YOUR TASK >> Leave out the pictures and copy everything else in the entries exactly.

--- start of RECORDS TO PROCESS ---

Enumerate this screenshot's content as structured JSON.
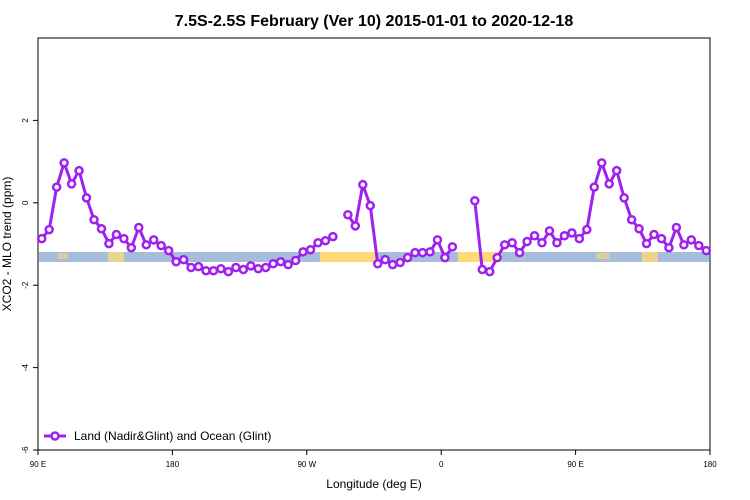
{
  "chart_data": {
    "type": "line",
    "title": "7.5S-2.5S February (Ver 10)   2015-01-01 to 2020-12-18",
    "xlabel": "Longitude (deg E)",
    "ylabel": "XCO2 - MLO trend (ppm)",
    "x": [
      92.5,
      97.5,
      102.5,
      107.5,
      112.5,
      117.5,
      122.5,
      127.5,
      132.5,
      137.5,
      142.5,
      147.5,
      152.5,
      157.5,
      162.5,
      167.5,
      172.5,
      177.5,
      182.5,
      187.5,
      192.5,
      197.5,
      202.5,
      207.5,
      212.5,
      217.5,
      222.5,
      227.5,
      232.5,
      237.5,
      242.5,
      247.5,
      252.5,
      257.5,
      262.5,
      267.5,
      272.5,
      277.5,
      282.5,
      287.5,
      292.5,
      297.5,
      302.5,
      307.5,
      312.5,
      317.5,
      322.5,
      327.5,
      332.5,
      337.5,
      342.5,
      347.5,
      352.5,
      357.5,
      362.5,
      367.5,
      372.5,
      377.5,
      382.5,
      387.5,
      392.5,
      397.5,
      402.5,
      407.5,
      412.5,
      417.5,
      422.5,
      427.5,
      432.5,
      437.5,
      442.5,
      447.5,
      452.5,
      457.5,
      462.5,
      467.5,
      472.5,
      477.5,
      482.5,
      487.5,
      492.5,
      497.5,
      502.5,
      507.5,
      512.5,
      517.5,
      522.5,
      527.5,
      532.5,
      537.5
    ],
    "series": [
      {
        "name": "Land (Nadir&Glint) and Ocean (Glint)",
        "color": "#a020f0",
        "values": [
          -0.87,
          -0.65,
          0.38,
          0.97,
          0.46,
          0.78,
          0.12,
          -0.41,
          -0.63,
          -0.99,
          -0.77,
          -0.87,
          -1.09,
          -0.6,
          -1.02,
          -0.9,
          -1.04,
          -1.16,
          -1.43,
          -1.38,
          -1.57,
          -1.55,
          -1.65,
          -1.65,
          -1.6,
          -1.67,
          -1.57,
          -1.62,
          -1.53,
          -1.6,
          -1.57,
          -1.48,
          -1.43,
          -1.5,
          -1.4,
          -1.19,
          -1.14,
          -0.97,
          -0.92,
          -0.82,
          null,
          -0.29,
          -0.56,
          0.44,
          -0.07,
          -1.48,
          -1.38,
          -1.5,
          -1.45,
          -1.33,
          -1.21,
          -1.21,
          -1.19,
          -0.9,
          -1.33,
          -1.07,
          null,
          null,
          0.05,
          -1.62,
          -1.67,
          -1.33,
          -1.02,
          -0.97,
          -1.21,
          -0.94,
          -0.8,
          -0.97,
          -0.68,
          -0.97,
          -0.8,
          -0.73,
          -0.87,
          -0.65,
          0.38,
          0.97,
          0.46,
          0.78,
          0.12,
          -0.41,
          -0.63,
          -0.99,
          -0.77,
          -0.87,
          -1.09,
          -0.6,
          -1.02,
          -0.9,
          -1.04,
          -1.16
        ]
      }
    ],
    "xlim": [
      90,
      540
    ],
    "xticks": [
      {
        "value": 90,
        "label": "90 E"
      },
      180,
      {
        "value": 270,
        "label": "90 W"
      },
      {
        "value": 360,
        "label": "0"
      },
      {
        "value": 450,
        "label": "90 E"
      },
      {
        "value": 540,
        "label": "180"
      }
    ],
    "ylim": [
      -6,
      4
    ],
    "yticks": [
      -6,
      -4,
      -2,
      0,
      2
    ],
    "legend": "bottom-left"
  }
}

--- end of RECORDS TO PROCESS ---

CORRECT RESULT >>
Enumerate this screenshot's content as structured JSON.
{
  "chart_data": {
    "type": "line",
    "title": "7.5S-2.5S February (Ver 10)   2015-01-01 to 2020-12-18",
    "xlabel": "Longitude (deg E)",
    "ylabel": "XCO2 - MLO trend (ppm)",
    "x": [
      92.5,
      97.5,
      102.5,
      107.5,
      112.5,
      117.5,
      122.5,
      127.5,
      132.5,
      137.5,
      142.5,
      147.5,
      152.5,
      157.5,
      162.5,
      167.5,
      172.5,
      177.5,
      182.5,
      187.5,
      192.5,
      197.5,
      202.5,
      207.5,
      212.5,
      217.5,
      222.5,
      227.5,
      232.5,
      237.5,
      242.5,
      247.5,
      252.5,
      257.5,
      262.5,
      267.5,
      272.5,
      277.5,
      282.5,
      287.5,
      292.5,
      297.5,
      302.5,
      307.5,
      312.5,
      317.5,
      322.5,
      327.5,
      332.5,
      337.5,
      342.5,
      347.5,
      352.5,
      357.5,
      362.5,
      367.5,
      372.5,
      377.5,
      382.5,
      387.5,
      392.5,
      397.5,
      402.5,
      407.5,
      412.5,
      417.5,
      422.5,
      427.5,
      432.5,
      437.5,
      442.5,
      447.5,
      452.5,
      457.5,
      462.5,
      467.5,
      472.5,
      477.5,
      482.5,
      487.5,
      492.5,
      497.5,
      502.5,
      507.5,
      512.5,
      517.5,
      522.5,
      527.5,
      532.5,
      537.5
    ],
    "series": [
      {
        "name": "Land (Nadir&Glint) and Ocean (Glint)",
        "color": "#a020f0",
        "values": [
          -0.87,
          -0.65,
          0.38,
          0.97,
          0.46,
          0.78,
          0.12,
          -0.41,
          -0.63,
          -0.99,
          -0.77,
          -0.87,
          -1.09,
          -0.6,
          -1.02,
          -0.9,
          -1.04,
          -1.16,
          -1.43,
          -1.38,
          -1.57,
          -1.55,
          -1.65,
          -1.65,
          -1.6,
          -1.67,
          -1.57,
          -1.62,
          -1.53,
          -1.6,
          -1.57,
          -1.48,
          -1.43,
          -1.5,
          -1.4,
          -1.19,
          -1.14,
          -0.97,
          -0.92,
          -0.82,
          null,
          -0.29,
          -0.56,
          0.44,
          -0.07,
          -1.48,
          -1.38,
          -1.5,
          -1.45,
          -1.33,
          -1.21,
          -1.21,
          -1.19,
          -0.9,
          -1.33,
          -1.07,
          null,
          null,
          0.05,
          -1.62,
          -1.67,
          -1.33,
          -1.02,
          -0.97,
          -1.21,
          -0.94,
          -0.8,
          -0.97,
          -0.68,
          -0.97,
          -0.8,
          -0.73,
          -0.87,
          -0.65,
          0.38,
          0.97,
          0.46,
          0.78,
          0.12,
          -0.41,
          -0.63,
          -0.99,
          -0.77,
          -0.87,
          -1.09,
          -0.6,
          -1.02,
          -0.9,
          -1.04,
          -1.16
        ]
      }
    ],
    "xlim": [
      90,
      540
    ],
    "xticks": [
      {
        "value": 90,
        "label": "90 E"
      },
      180,
      {
        "value": 270,
        "label": "90 W"
      },
      {
        "value": 360,
        "label": "0"
      },
      {
        "value": 450,
        "label": "90 E"
      },
      {
        "value": 540,
        "label": "180"
      }
    ],
    "ylim": [
      -6,
      4
    ],
    "yticks": [
      -6,
      -4,
      -2,
      0,
      2
    ],
    "legend": "bottom-left"
  }
}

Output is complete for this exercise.